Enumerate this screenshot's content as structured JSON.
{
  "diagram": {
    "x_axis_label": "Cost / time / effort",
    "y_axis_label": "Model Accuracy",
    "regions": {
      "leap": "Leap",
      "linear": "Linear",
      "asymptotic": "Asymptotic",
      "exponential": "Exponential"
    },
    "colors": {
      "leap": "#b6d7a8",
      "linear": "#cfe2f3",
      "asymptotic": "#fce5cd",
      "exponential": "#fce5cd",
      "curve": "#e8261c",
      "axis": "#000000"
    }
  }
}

..........

> INSTRUCTIONS FOR THE TASK:
Write every line of the material above again, exactly.

> THE COMPLETED TASK:
Enumerate this screenshot's content as structured JSON.
{
  "diagram": {
    "x_axis_label": "Cost / time / effort",
    "y_axis_label": "Model Accuracy",
    "regions": {
      "leap": "Leap",
      "linear": "Linear",
      "asymptotic": "Asymptotic",
      "exponential": "Exponential"
    },
    "colors": {
      "leap": "#b6d7a8",
      "linear": "#cfe2f3",
      "asymptotic": "#fce5cd",
      "exponential": "#fce5cd",
      "curve": "#e8261c",
      "axis": "#000000"
    }
  }
}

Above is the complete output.